TASK BRIEF – Please filter the data below down to the lines holding the string "August".

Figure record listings
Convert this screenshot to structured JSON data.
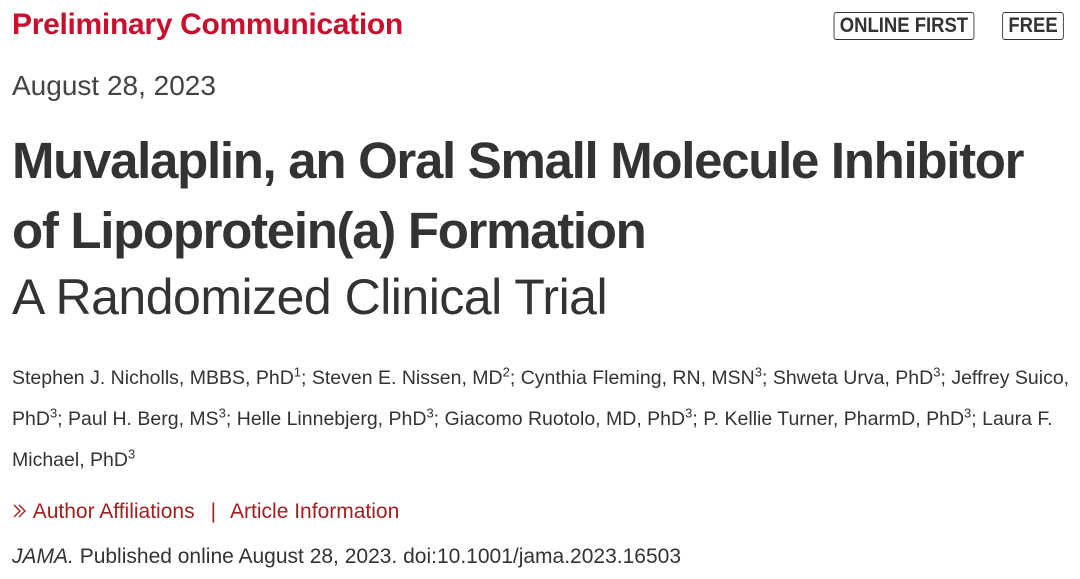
{
  "header": {
    "article_type": "Preliminary Communication",
    "badges": [
      "ONLINE FIRST",
      "FREE"
    ]
  },
  "date": "August 28, 2023",
  "title": "Muvalaplin, an Oral Small Molecule Inhibitor of Lipoprotein(a) Formation",
  "subtitle": "A Randomized Clinical Trial",
  "author_separator": ";",
  "authors": [
    {
      "name": "Stephen J. Nicholls, MBBS, PhD",
      "affiliation": "1"
    },
    {
      "name": "Steven E. Nissen, MD",
      "affiliation": "2"
    },
    {
      "name": "Cynthia Fleming, RN, MSN",
      "affiliation": "3"
    },
    {
      "name": "Shweta Urva, PhD",
      "affiliation": "3"
    },
    {
      "name": "Jeffrey Suico, PhD",
      "affiliation": "3"
    },
    {
      "name": "Paul H. Berg, MS",
      "affiliation": "3"
    },
    {
      "name": "Helle Linnebjerg, PhD",
      "affiliation": "3"
    },
    {
      "name": "Giacomo Ruotolo, MD, PhD",
      "affiliation": "3"
    },
    {
      "name": "P. Kellie Turner, PharmD, PhD",
      "affiliation": "3"
    },
    {
      "name": "Laura F. Michael, PhD",
      "affiliation": "3"
    }
  ],
  "links": {
    "affiliations": "Author Affiliations",
    "separator": "|",
    "information": "Article Information"
  },
  "citation": {
    "journal": "JAMA.",
    "text": "Published online August 28, 2023. doi:10.1001/jama.2023.16503"
  }
}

SOLUTION FOR THIS EXERCISE –
  "date": "August 28, 2023",
    "text": "Published online August 28, 2023. doi:10.1001/jama.2023.16503"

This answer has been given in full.